▶ Excerpted records:
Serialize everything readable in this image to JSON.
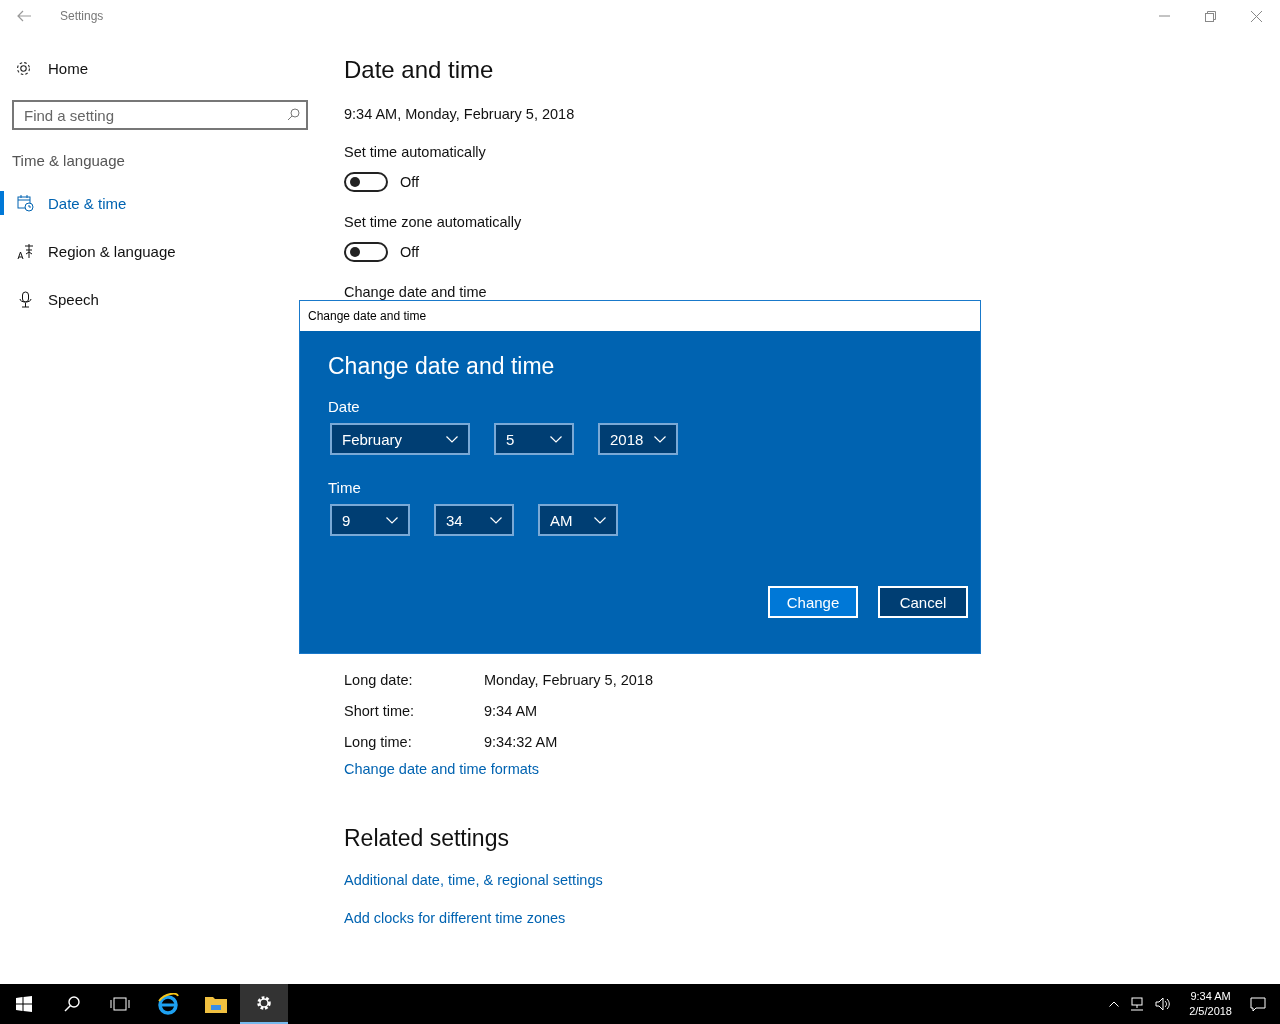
{
  "window": {
    "title": "Settings"
  },
  "sidebar": {
    "home": "Home",
    "search": {
      "placeholder": "Find a setting"
    },
    "section": "Time & language",
    "items": [
      {
        "label": "Date & time",
        "selected": true
      },
      {
        "label": "Region & language",
        "selected": false
      },
      {
        "label": "Speech",
        "selected": false
      }
    ]
  },
  "page": {
    "title": "Date and time",
    "current": "9:34 AM, Monday, February 5, 2018",
    "toggles": [
      {
        "label": "Set time automatically",
        "on": false,
        "state": "Off"
      },
      {
        "label": "Set time zone automatically",
        "on": false,
        "state": "Off"
      }
    ],
    "partial_heading": "Change date and time",
    "formats": [
      {
        "label": "Long date:",
        "value": "Monday, February 5, 2018"
      },
      {
        "label": "Short time:",
        "value": "9:34 AM"
      },
      {
        "label": "Long time:",
        "value": "9:34:32 AM"
      }
    ],
    "formats_link": "Change date and time formats",
    "related_title": "Related settings",
    "related_links": [
      "Additional date, time, & regional settings",
      "Add clocks for different time zones"
    ]
  },
  "dialog": {
    "title": "Change date and time",
    "heading": "Change date and time",
    "date_label": "Date",
    "date_fields": [
      "February",
      "5",
      "2018"
    ],
    "time_label": "Time",
    "time_fields": [
      "9",
      "34",
      "AM"
    ],
    "buttons": [
      {
        "label": "Change",
        "kind": "primary"
      },
      {
        "label": "Cancel",
        "kind": "secondary"
      }
    ]
  },
  "taskbar": {
    "items": [
      {
        "selected": false
      },
      {
        "selected": false
      },
      {
        "selected": false
      },
      {
        "selected": false
      },
      {
        "selected": false
      },
      {
        "selected": true
      }
    ],
    "clock": {
      "time": "9:34 AM",
      "date": "2/5/2018"
    }
  }
}
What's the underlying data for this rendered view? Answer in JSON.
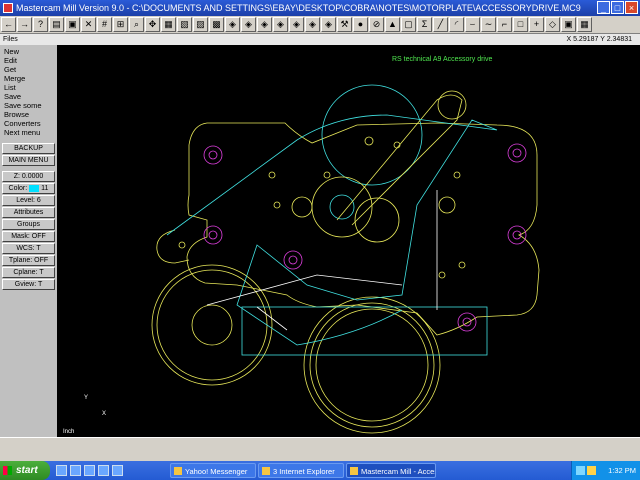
{
  "window": {
    "title": "Mastercam Mill Version 9.0 - C:\\DOCUMENTS AND SETTINGS\\EBAY\\DESKTOP\\COBRA\\NOTES\\MOTORPLATE\\ACCESSORYDRIVE.MC9",
    "minimize": "_",
    "maximize": "□",
    "close": "×"
  },
  "toolbar": {
    "buttons": [
      {
        "name": "back-arrow-icon",
        "glyph": "←"
      },
      {
        "name": "forward-arrow-icon",
        "glyph": "→"
      },
      {
        "name": "help-icon",
        "glyph": "?"
      },
      {
        "name": "print-icon",
        "glyph": "▤"
      },
      {
        "name": "screen-icon",
        "glyph": "▣"
      },
      {
        "name": "delete-icon",
        "glyph": "✕"
      },
      {
        "name": "grid-icon",
        "glyph": "#"
      },
      {
        "name": "measure-icon",
        "glyph": "⊞"
      },
      {
        "name": "zoom-icon",
        "glyph": "⌕"
      },
      {
        "name": "move-icon",
        "glyph": "✥"
      },
      {
        "name": "view-top-icon",
        "glyph": "▦"
      },
      {
        "name": "view-front-icon",
        "glyph": "▧"
      },
      {
        "name": "view-side-icon",
        "glyph": "▨"
      },
      {
        "name": "view-iso-icon",
        "glyph": "▩"
      },
      {
        "name": "cube-1-icon",
        "glyph": "◈"
      },
      {
        "name": "cube-2-icon",
        "glyph": "◈"
      },
      {
        "name": "cube-3-icon",
        "glyph": "◈"
      },
      {
        "name": "cube-4-icon",
        "glyph": "◈"
      },
      {
        "name": "cube-5-icon",
        "glyph": "◈"
      },
      {
        "name": "cube-6-icon",
        "glyph": "◈"
      },
      {
        "name": "cube-7-icon",
        "glyph": "◈"
      },
      {
        "name": "tool-icon",
        "glyph": "⚒"
      },
      {
        "name": "solid-icon",
        "glyph": "●"
      },
      {
        "name": "stop-icon",
        "glyph": "⊘"
      },
      {
        "name": "flag-icon",
        "glyph": "▲"
      },
      {
        "name": "blank-icon",
        "glyph": "▢"
      },
      {
        "name": "sigma-icon",
        "glyph": "Σ"
      },
      {
        "name": "line-icon",
        "glyph": "╱"
      },
      {
        "name": "arc-icon",
        "glyph": "◜"
      },
      {
        "name": "curve-icon",
        "glyph": "⌣"
      },
      {
        "name": "spline-icon",
        "glyph": "∼"
      },
      {
        "name": "poly-icon",
        "glyph": "⌐"
      },
      {
        "name": "rectangle-icon",
        "glyph": "□"
      },
      {
        "name": "point-icon",
        "glyph": "+"
      },
      {
        "name": "eraser-icon",
        "glyph": "◇"
      },
      {
        "name": "cube-8-icon",
        "glyph": "▣"
      },
      {
        "name": "settings-icon",
        "glyph": "▦"
      }
    ]
  },
  "prompt": {
    "left": "Files",
    "coords": "X 5.29187  Y 2.34831"
  },
  "menu": {
    "items": [
      "New",
      "Edit",
      "Get",
      "Merge",
      "List",
      "Save",
      "Save some",
      "Browse",
      "Converters",
      "Next menu"
    ],
    "backup": "BACKUP",
    "main_menu": "MAIN MENU",
    "z": "Z: 0.0000",
    "color_label": "Color:",
    "color_value": "11",
    "level": "Level: 6",
    "attributes": "Attributes",
    "groups": "Groups",
    "mask": "Mask: OFF",
    "wcs": "WCS: T",
    "tplane": "Tplane: OFF",
    "cplane": "Cplane: T",
    "gview": "Gview: T"
  },
  "canvas": {
    "annotation": "RS technical A9 Accessory drive",
    "axis_y": "Y",
    "axis_x": "X",
    "units": "Inch",
    "colors": {
      "background": "#000000",
      "yellow": "#e8e85a",
      "cyan": "#40e0e0",
      "magenta": "#e040e0",
      "green": "#50e850",
      "white": "#ffffff"
    }
  },
  "taskbar": {
    "start": "start",
    "tasks": [
      "Yahoo! Messenger",
      "3 Internet Explorer",
      "Mastercam Mill - Acces..."
    ],
    "clock": "1:32 PM"
  }
}
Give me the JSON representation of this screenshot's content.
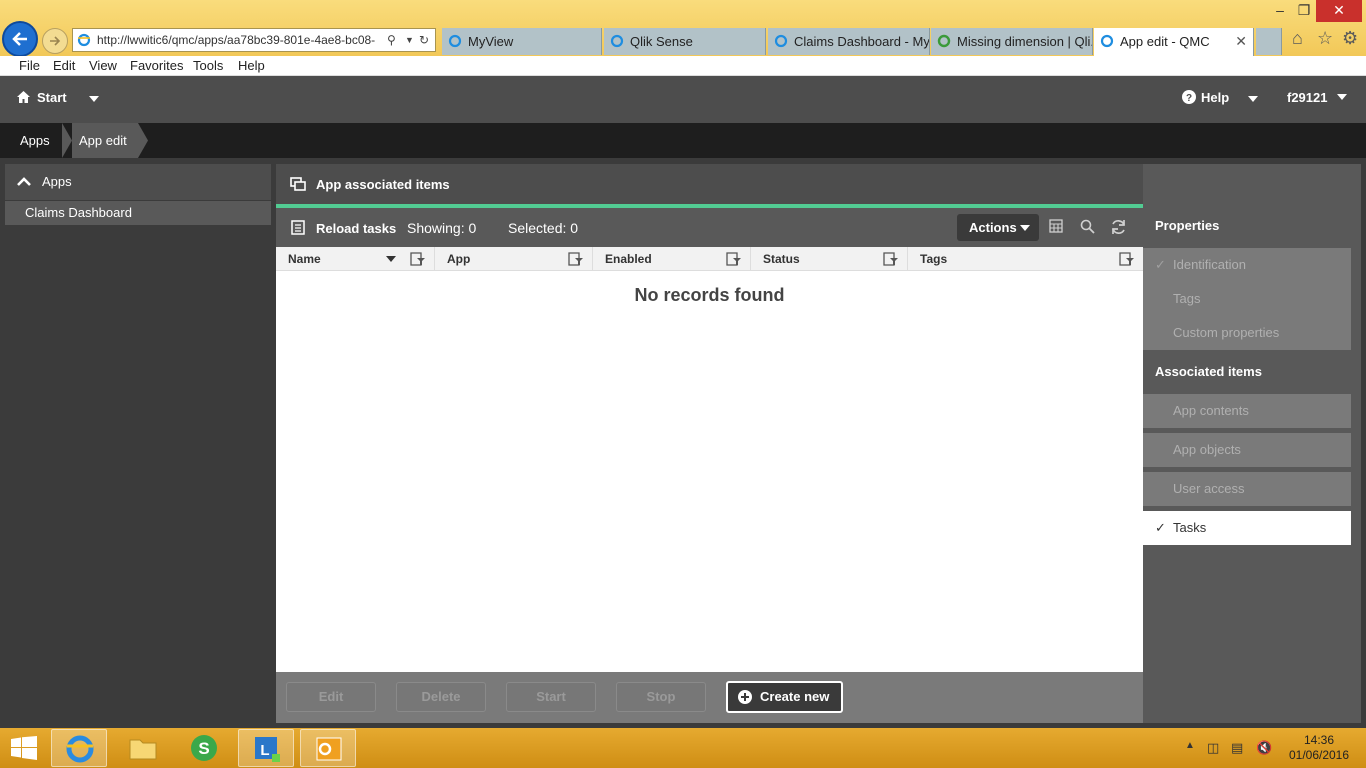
{
  "browser": {
    "url": "http://lwwitic6/qmc/apps/aa78bc39-801e-4ae8-bc08-",
    "tabs": [
      {
        "label": "MyView"
      },
      {
        "label": "Qlik Sense"
      },
      {
        "label": "Claims Dashboard - My..."
      },
      {
        "label": "Missing dimension | Qli..."
      },
      {
        "label": "App edit - QMC"
      }
    ],
    "tab_close": "✕",
    "menu": [
      "File",
      "Edit",
      "View",
      "Favorites",
      "Tools",
      "Help"
    ]
  },
  "header": {
    "start_label": "Start",
    "help_label": "Help",
    "user_label": "f29121"
  },
  "breadcrumb": [
    "Apps",
    "App edit"
  ],
  "left_panel": {
    "title": "Apps",
    "items": [
      "Claims Dashboard"
    ]
  },
  "main": {
    "title": "App associated items",
    "section_title": "Reload tasks",
    "showing": "Showing: 0",
    "selected": "Selected: 0",
    "actions_label": "Actions",
    "columns": [
      "Name",
      "App",
      "Enabled",
      "Status",
      "Tags"
    ],
    "empty_text": "No records found",
    "buttons": {
      "edit": "Edit",
      "delete": "Delete",
      "start": "Start",
      "stop": "Stop",
      "create_new": "Create new"
    }
  },
  "right_panel": {
    "properties_title": "Properties",
    "properties": [
      "Identification",
      "Tags",
      "Custom properties"
    ],
    "associated_title": "Associated items",
    "associated": [
      "App contents",
      "App objects",
      "User access",
      "Tasks"
    ]
  },
  "taskbar": {
    "time": "14:36",
    "date": "01/06/2016"
  },
  "colors": {
    "accent": "#52cc93",
    "header": "#4d4d4d",
    "breadcrumb": "#1e1e1e",
    "panel": "#595959"
  }
}
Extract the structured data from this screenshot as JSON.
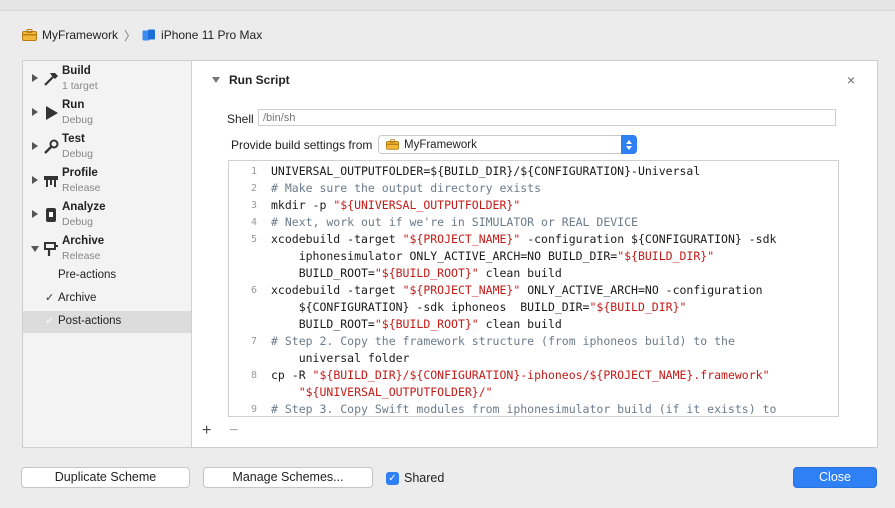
{
  "breadcrumb": {
    "project": "MyFramework",
    "separator": "〉",
    "device": "iPhone 11 Pro Max"
  },
  "sidebar": {
    "actions": [
      {
        "name": "Build",
        "sub": "1 target",
        "icon": "hammer-icon"
      },
      {
        "name": "Run",
        "sub": "Debug",
        "icon": "play-icon"
      },
      {
        "name": "Test",
        "sub": "Debug",
        "icon": "wrench-icon"
      },
      {
        "name": "Profile",
        "sub": "Release",
        "icon": "instruments-icon"
      },
      {
        "name": "Analyze",
        "sub": "Debug",
        "icon": "analyze-icon"
      },
      {
        "name": "Archive",
        "sub": "Release",
        "icon": "archive-icon"
      }
    ],
    "sub_items": [
      {
        "label": "Pre-actions",
        "check": ""
      },
      {
        "label": "Archive",
        "check": "✓"
      },
      {
        "label": "Post-actions",
        "check": "✓"
      }
    ]
  },
  "run_script": {
    "title": "Run Script",
    "close": "×",
    "shell_label": "Shell",
    "shell_placeholder": "/bin/sh",
    "provide_label": "Provide build settings from",
    "provide_value": "MyFramework"
  },
  "code_lines": [
    {
      "n": "1",
      "text": "UNIVERSAL_OUTPUTFOLDER=${BUILD_DIR}/${CONFIGURATION}-Universal"
    },
    {
      "n": "2",
      "text": "# Make sure the output directory exists"
    },
    {
      "n": "3",
      "text": "mkdir -p \"${UNIVERSAL_OUTPUTFOLDER}\""
    },
    {
      "n": "4",
      "text": "# Next, work out if we're in SIMULATOR or REAL DEVICE"
    },
    {
      "n": "5",
      "text": "xcodebuild -target \"${PROJECT_NAME}\" -configuration ${CONFIGURATION} -sdk"
    },
    {
      "n": "",
      "text": "    iphonesimulator ONLY_ACTIVE_ARCH=NO BUILD_DIR=\"${BUILD_DIR}\""
    },
    {
      "n": "",
      "text": "    BUILD_ROOT=\"${BUILD_ROOT}\" clean build"
    },
    {
      "n": "6",
      "text": "xcodebuild -target \"${PROJECT_NAME}\" ONLY_ACTIVE_ARCH=NO -configuration"
    },
    {
      "n": "",
      "text": "    ${CONFIGURATION} -sdk iphoneos  BUILD_DIR=\"${BUILD_DIR}\""
    },
    {
      "n": "",
      "text": "    BUILD_ROOT=\"${BUILD_ROOT}\" clean build"
    },
    {
      "n": "7",
      "text": "# Step 2. Copy the framework structure (from iphoneos build) to the"
    },
    {
      "n": "",
      "text": "    universal folder"
    },
    {
      "n": "8",
      "text": "cp -R \"${BUILD_DIR}/${CONFIGURATION}-iphoneos/${PROJECT_NAME}.framework\""
    },
    {
      "n": "",
      "text": "    \"${UNIVERSAL_OUTPUTFOLDER}/\""
    },
    {
      "n": "9",
      "text": "# Step 3. Copy Swift modules from iphonesimulator build (if it exists) to"
    }
  ],
  "footer": {
    "plus": "+",
    "minus": "−",
    "duplicate": "Duplicate Scheme",
    "manage": "Manage Schemes...",
    "shared": "Shared",
    "shared_check": "✓",
    "close": "Close"
  },
  "colors": {
    "accent": "#2f7ff5",
    "string": "#c41a16",
    "comment": "#6b7b8a"
  }
}
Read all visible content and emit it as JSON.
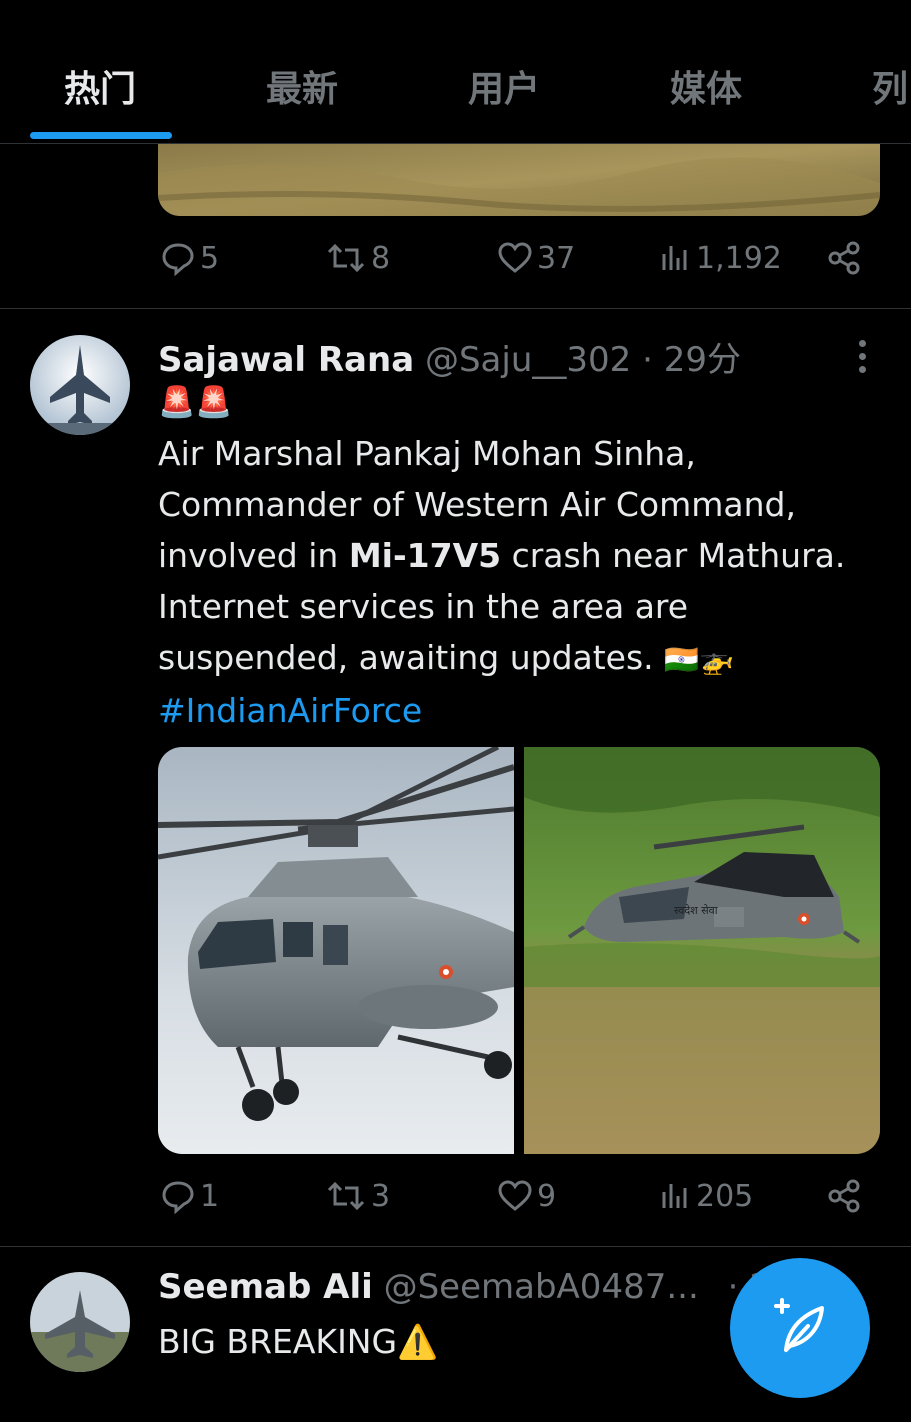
{
  "tabs": [
    {
      "label": "热门",
      "active": true
    },
    {
      "label": "最新",
      "active": false
    },
    {
      "label": "用户",
      "active": false
    },
    {
      "label": "媒体",
      "active": false
    },
    {
      "label": "列",
      "active": false
    }
  ],
  "prev_post": {
    "actions": {
      "replies": "5",
      "reposts": "8",
      "likes": "37",
      "views": "1,192"
    }
  },
  "post1": {
    "name": "Sajawal Rana",
    "handle": "@Saju__302",
    "separator": "·",
    "time": "29分",
    "alert_emojis": "🚨🚨",
    "text_line1": "Air Marshal Pankaj Mohan Sinha,",
    "text_line2": "Commander of Western Air Command,",
    "text_line3_pre": "involved in ",
    "text_line3_bold": "Mi-17V5",
    "text_line3_post": " crash near Mathura.",
    "text_line4": "Internet services in the area are",
    "text_line5": "suspended, awaiting updates. ",
    "text_emojis": "🇮🇳🚁",
    "hashtag": "#IndianAirForce",
    "image_caption": "स्वदेश सेवा",
    "actions": {
      "replies": "1",
      "reposts": "3",
      "likes": "9",
      "views": "205"
    }
  },
  "post2": {
    "name": "Seemab Ali",
    "handle": "@SeemabA0487...",
    "separator": "·",
    "time": "2",
    "text": "BIG BREAKING",
    "text_emoji": "⚠️"
  },
  "colors": {
    "accent": "#1d9bf0",
    "muted": "#71767b",
    "text": "#e7e9ea",
    "background": "#000000",
    "divider": "#2f3336"
  },
  "icons": [
    "reply-icon",
    "repost-icon",
    "like-icon",
    "views-icon",
    "share-icon",
    "more-icon",
    "compose-icon"
  ]
}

▶ What to work on: Copy out every line of the material above that mentions the word "arrow".

▶ Worked solution:
        "name": "back-arrow-icon",
        "name": "forward-arrow-icon",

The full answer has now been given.